◆ **Problem set**:
[1] In the Qwen3.5-122B Spark benchmark post, what throughput did the Code test reach in Run 1?
[2] Continue the Qwen3.5-122B Spark benchmark post from its last line.

◆ **Provided passage**:
((

Qwen3.5-122B-A10B on single Spark: up to 51 tok/s (v2.1 — patches + quick-start + benchmark)

dflash added pr to vllm ([Spec Decode] Add Sliding Window Attention support to DFlash drafter by jianc99 · Pull Request #40898 · vllm-project/vllm · GitHub), try

./build-and-copy.sh -t vllm-node --apply-vllm-pr 40898 -c

qwen3.5-122b-fp8, tp=2. dflash=15

── Run 1/2 ──────────────────────────────────────
  [Q&A] 256 tokens in 5.27s = 48.5 tok/s (prompt: 23)
  [Code] 512 tokens in 8.69s = 58.9 tok/s (prompt: 30)
  [JSON] 1024 tokens in 21.26s = 48.1 tok/s (prompt: 48)
  [Math] 64 tokens in 1.29s = 49.6 tok/s (prompt: 29)

))

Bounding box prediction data
((

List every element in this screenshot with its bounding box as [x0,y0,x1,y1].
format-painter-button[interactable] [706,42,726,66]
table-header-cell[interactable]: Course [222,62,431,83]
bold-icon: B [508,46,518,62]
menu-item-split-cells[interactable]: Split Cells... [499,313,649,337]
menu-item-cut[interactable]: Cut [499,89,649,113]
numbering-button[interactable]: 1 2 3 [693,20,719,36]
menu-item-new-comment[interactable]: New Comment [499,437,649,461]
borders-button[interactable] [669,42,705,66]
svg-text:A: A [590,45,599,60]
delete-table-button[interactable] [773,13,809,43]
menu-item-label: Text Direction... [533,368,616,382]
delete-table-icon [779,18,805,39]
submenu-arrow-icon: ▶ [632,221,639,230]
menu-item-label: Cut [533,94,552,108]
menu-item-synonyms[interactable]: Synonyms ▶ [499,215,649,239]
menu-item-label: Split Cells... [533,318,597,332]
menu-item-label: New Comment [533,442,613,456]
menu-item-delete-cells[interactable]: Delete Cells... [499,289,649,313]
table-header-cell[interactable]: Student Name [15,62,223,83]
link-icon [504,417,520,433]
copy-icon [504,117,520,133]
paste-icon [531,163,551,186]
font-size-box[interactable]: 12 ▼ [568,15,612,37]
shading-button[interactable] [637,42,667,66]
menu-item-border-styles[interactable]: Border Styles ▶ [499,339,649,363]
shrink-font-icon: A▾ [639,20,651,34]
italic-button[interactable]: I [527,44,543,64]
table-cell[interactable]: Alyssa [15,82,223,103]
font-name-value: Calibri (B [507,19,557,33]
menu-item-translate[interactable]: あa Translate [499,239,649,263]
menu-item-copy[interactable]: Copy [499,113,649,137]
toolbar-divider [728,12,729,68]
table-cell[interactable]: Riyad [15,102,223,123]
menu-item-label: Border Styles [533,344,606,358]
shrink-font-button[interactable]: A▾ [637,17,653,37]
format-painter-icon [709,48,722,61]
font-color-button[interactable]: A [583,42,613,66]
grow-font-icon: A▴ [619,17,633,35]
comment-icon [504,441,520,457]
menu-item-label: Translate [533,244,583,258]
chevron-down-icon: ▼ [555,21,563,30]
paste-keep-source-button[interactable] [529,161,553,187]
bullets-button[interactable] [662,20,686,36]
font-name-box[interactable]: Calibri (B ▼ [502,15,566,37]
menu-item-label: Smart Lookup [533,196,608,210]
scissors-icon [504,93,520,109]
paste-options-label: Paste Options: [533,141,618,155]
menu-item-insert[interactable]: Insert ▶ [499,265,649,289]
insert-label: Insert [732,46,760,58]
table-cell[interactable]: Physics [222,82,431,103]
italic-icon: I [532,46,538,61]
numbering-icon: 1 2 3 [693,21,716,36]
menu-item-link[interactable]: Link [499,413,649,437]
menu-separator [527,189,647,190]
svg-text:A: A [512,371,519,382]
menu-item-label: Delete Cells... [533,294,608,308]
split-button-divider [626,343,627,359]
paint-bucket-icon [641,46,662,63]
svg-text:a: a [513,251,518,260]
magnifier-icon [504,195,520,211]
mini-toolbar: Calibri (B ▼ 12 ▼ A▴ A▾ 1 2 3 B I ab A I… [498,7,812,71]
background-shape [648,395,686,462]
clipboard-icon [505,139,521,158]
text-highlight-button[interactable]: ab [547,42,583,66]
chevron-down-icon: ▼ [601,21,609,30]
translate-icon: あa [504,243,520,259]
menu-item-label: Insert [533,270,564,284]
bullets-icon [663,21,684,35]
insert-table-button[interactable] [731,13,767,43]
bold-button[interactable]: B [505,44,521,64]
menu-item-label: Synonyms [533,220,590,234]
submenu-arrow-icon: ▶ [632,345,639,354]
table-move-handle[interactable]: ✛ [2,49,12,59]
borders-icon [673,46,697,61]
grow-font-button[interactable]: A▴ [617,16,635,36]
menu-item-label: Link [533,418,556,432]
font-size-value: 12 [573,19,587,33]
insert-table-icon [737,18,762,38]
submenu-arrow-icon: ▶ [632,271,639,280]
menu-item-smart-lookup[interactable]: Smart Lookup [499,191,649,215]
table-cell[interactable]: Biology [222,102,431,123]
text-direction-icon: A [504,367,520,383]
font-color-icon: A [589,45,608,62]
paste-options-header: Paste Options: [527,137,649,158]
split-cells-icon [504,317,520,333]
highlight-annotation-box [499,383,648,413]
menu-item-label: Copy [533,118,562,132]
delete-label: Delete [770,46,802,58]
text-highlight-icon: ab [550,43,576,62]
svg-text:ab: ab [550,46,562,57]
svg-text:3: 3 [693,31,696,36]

))

◆ **Per-task outputs**:
[1] 58.9 tok/s (512 tokens in 8.69s).

[2]
  [LongCode] 2048 tokens in 29.94s = 68.4 tok/s (prompt: 37)

── Run 2/2 ──────────────────────────────────────
  [Q&A] 256 tokens in 4.94s = 51.8 tok/s (prompt: 23)
  [Code] 512 tokens in 8.39s = 61.0 tok/s (prompt: 30)
  [JSON] 1024 tokens in 20.80s = 49.2 tok/s (prompt: 48)
  [Math] 64 tokens in 1.27s = 50.3 tok/s (prompt: 29)
  [LongCode] 2048 tokens in 29.84s = 68.6 tok/s (prompt: 37)